◆ **What to produce**:
Transcribe the records that follow in their entirety, omitting any pictures.

◆ **Material**:
*****

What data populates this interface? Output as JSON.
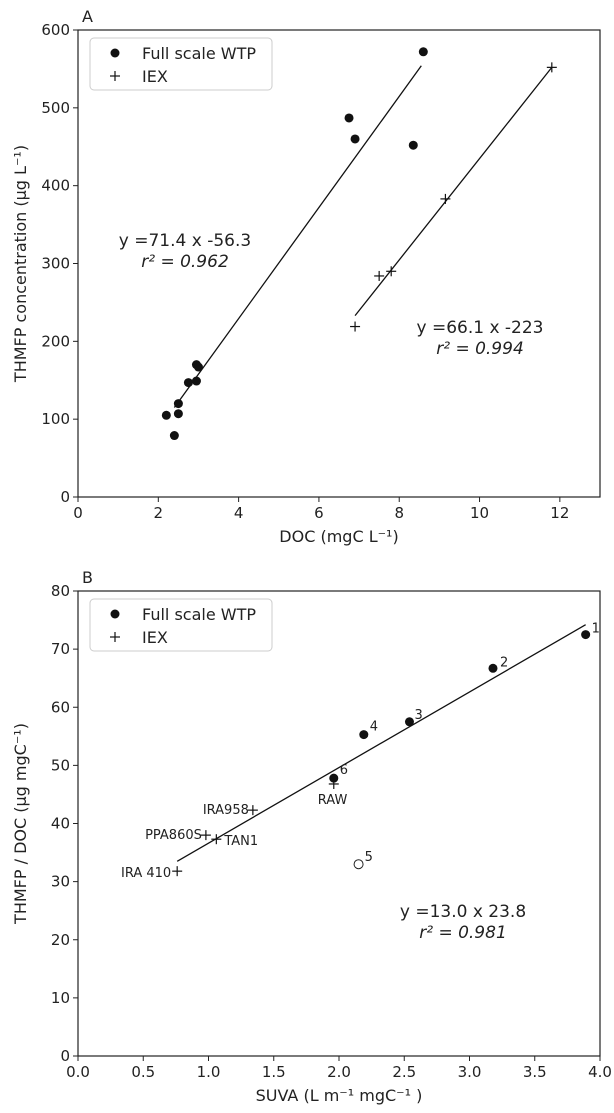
{
  "chart_data": [
    {
      "panel": "A",
      "type": "scatter",
      "xlabel": "DOC (mgC L⁻¹)",
      "ylabel": "THMFP concentration (µg L⁻¹)",
      "xlim": [
        0,
        13
      ],
      "ylim": [
        0,
        600
      ],
      "xticks": [
        "0",
        "2",
        "4",
        "6",
        "8",
        "10",
        "12"
      ],
      "yticks": [
        "0",
        "100",
        "200",
        "300",
        "400",
        "500",
        "600"
      ],
      "legend": {
        "placement": "top-left",
        "entries": [
          "Full scale WTP",
          "IEX"
        ]
      },
      "series": [
        {
          "name": "Full scale WTP",
          "marker": "filled-circle",
          "points": [
            [
              2.2,
              105
            ],
            [
              2.4,
              79
            ],
            [
              2.5,
              120
            ],
            [
              2.5,
              107
            ],
            [
              2.75,
              147
            ],
            [
              2.95,
              149
            ],
            [
              2.95,
              170
            ],
            [
              3.0,
              167
            ],
            [
              6.75,
              487
            ],
            [
              6.9,
              460
            ],
            [
              8.35,
              452
            ],
            [
              8.6,
              572
            ]
          ]
        },
        {
          "name": "IEX",
          "marker": "plus",
          "points": [
            [
              6.9,
              219
            ],
            [
              7.5,
              284
            ],
            [
              7.8,
              290
            ],
            [
              9.15,
              383
            ],
            [
              11.8,
              552
            ]
          ]
        }
      ],
      "fits": [
        {
          "x": [
            2.4,
            8.55
          ],
          "y": [
            115,
            554
          ],
          "equation": "y =71.4 x -56.3",
          "r2_label": "r² = 0.962"
        },
        {
          "x": [
            6.9,
            11.8
          ],
          "y": [
            233,
            552
          ],
          "equation": "y =66.1 x -223",
          "r2_label": "r² = 0.994"
        }
      ]
    },
    {
      "panel": "B",
      "type": "scatter",
      "xlabel": "SUVA (L m⁻¹ mgC⁻¹ )",
      "ylabel": "THMFP / DOC (µg mgC⁻¹)",
      "xlim": [
        0,
        4
      ],
      "ylim": [
        0,
        80
      ],
      "xticks": [
        "0.0",
        "0.5",
        "1.0",
        "1.5",
        "2.0",
        "2.5",
        "3.0",
        "3.5",
        "4.0"
      ],
      "yticks": [
        "0",
        "10",
        "20",
        "30",
        "40",
        "50",
        "60",
        "70",
        "80"
      ],
      "legend": {
        "placement": "top-left",
        "entries": [
          "Full scale WTP",
          "IEX"
        ]
      },
      "series": [
        {
          "name": "Full scale WTP",
          "marker": "filled-circle",
          "points": [
            [
              3.89,
              72.5
            ],
            [
              3.18,
              66.7
            ],
            [
              2.54,
              57.5
            ],
            [
              2.19,
              55.3
            ],
            [
              1.96,
              47.8
            ]
          ],
          "labels": [
            "1",
            "2",
            "3",
            "4",
            "6"
          ]
        },
        {
          "name": "IEX",
          "marker": "plus",
          "points": [
            [
              1.34,
              42.3
            ],
            [
              0.98,
              38.0
            ],
            [
              1.06,
              37.3
            ],
            [
              0.76,
              31.8
            ],
            [
              1.96,
              46.8
            ]
          ],
          "labels": [
            "IRA958",
            "PPA860S",
            "TAN1",
            "IRA 410",
            "RAW"
          ]
        },
        {
          "name": "",
          "marker": "open-circle",
          "points": [
            [
              2.15,
              33.0
            ]
          ],
          "labels": [
            "5"
          ]
        }
      ],
      "fits": [
        {
          "x": [
            0.76,
            3.89
          ],
          "y": [
            33.5,
            74.2
          ],
          "equation": "y =13.0 x 23.8",
          "r2_label": "r² = 0.981"
        }
      ]
    }
  ]
}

*****

◆ **Response**:
What data populates this interface? Output as JSON.
{
  "chart_data": [
    {
      "panel": "A",
      "type": "scatter",
      "xlabel": "DOC (mgC L⁻¹)",
      "ylabel": "THMFP concentration (µg L⁻¹)",
      "xlim": [
        0,
        13
      ],
      "ylim": [
        0,
        600
      ],
      "xticks": [
        "0",
        "2",
        "4",
        "6",
        "8",
        "10",
        "12"
      ],
      "yticks": [
        "0",
        "100",
        "200",
        "300",
        "400",
        "500",
        "600"
      ],
      "legend": {
        "placement": "top-left",
        "entries": [
          "Full scale WTP",
          "IEX"
        ]
      },
      "series": [
        {
          "name": "Full scale WTP",
          "marker": "filled-circle",
          "points": [
            [
              2.2,
              105
            ],
            [
              2.4,
              79
            ],
            [
              2.5,
              120
            ],
            [
              2.5,
              107
            ],
            [
              2.75,
              147
            ],
            [
              2.95,
              149
            ],
            [
              2.95,
              170
            ],
            [
              3.0,
              167
            ],
            [
              6.75,
              487
            ],
            [
              6.9,
              460
            ],
            [
              8.35,
              452
            ],
            [
              8.6,
              572
            ]
          ]
        },
        {
          "name": "IEX",
          "marker": "plus",
          "points": [
            [
              6.9,
              219
            ],
            [
              7.5,
              284
            ],
            [
              7.8,
              290
            ],
            [
              9.15,
              383
            ],
            [
              11.8,
              552
            ]
          ]
        }
      ],
      "fits": [
        {
          "x": [
            2.4,
            8.55
          ],
          "y": [
            115,
            554
          ],
          "equation": "y =71.4 x -56.3",
          "r2_label": "r² = 0.962"
        },
        {
          "x": [
            6.9,
            11.8
          ],
          "y": [
            233,
            552
          ],
          "equation": "y =66.1 x -223",
          "r2_label": "r² = 0.994"
        }
      ]
    },
    {
      "panel": "B",
      "type": "scatter",
      "xlabel": "SUVA (L m⁻¹ mgC⁻¹ )",
      "ylabel": "THMFP / DOC (µg mgC⁻¹)",
      "xlim": [
        0,
        4
      ],
      "ylim": [
        0,
        80
      ],
      "xticks": [
        "0.0",
        "0.5",
        "1.0",
        "1.5",
        "2.0",
        "2.5",
        "3.0",
        "3.5",
        "4.0"
      ],
      "yticks": [
        "0",
        "10",
        "20",
        "30",
        "40",
        "50",
        "60",
        "70",
        "80"
      ],
      "legend": {
        "placement": "top-left",
        "entries": [
          "Full scale WTP",
          "IEX"
        ]
      },
      "series": [
        {
          "name": "Full scale WTP",
          "marker": "filled-circle",
          "points": [
            [
              3.89,
              72.5
            ],
            [
              3.18,
              66.7
            ],
            [
              2.54,
              57.5
            ],
            [
              2.19,
              55.3
            ],
            [
              1.96,
              47.8
            ]
          ],
          "labels": [
            "1",
            "2",
            "3",
            "4",
            "6"
          ]
        },
        {
          "name": "IEX",
          "marker": "plus",
          "points": [
            [
              1.34,
              42.3
            ],
            [
              0.98,
              38.0
            ],
            [
              1.06,
              37.3
            ],
            [
              0.76,
              31.8
            ],
            [
              1.96,
              46.8
            ]
          ],
          "labels": [
            "IRA958",
            "PPA860S",
            "TAN1",
            "IRA 410",
            "RAW"
          ]
        },
        {
          "name": "",
          "marker": "open-circle",
          "points": [
            [
              2.15,
              33.0
            ]
          ],
          "labels": [
            "5"
          ]
        }
      ],
      "fits": [
        {
          "x": [
            0.76,
            3.89
          ],
          "y": [
            33.5,
            74.2
          ],
          "equation": "y =13.0 x 23.8",
          "r2_label": "r² = 0.981"
        }
      ]
    }
  ]
}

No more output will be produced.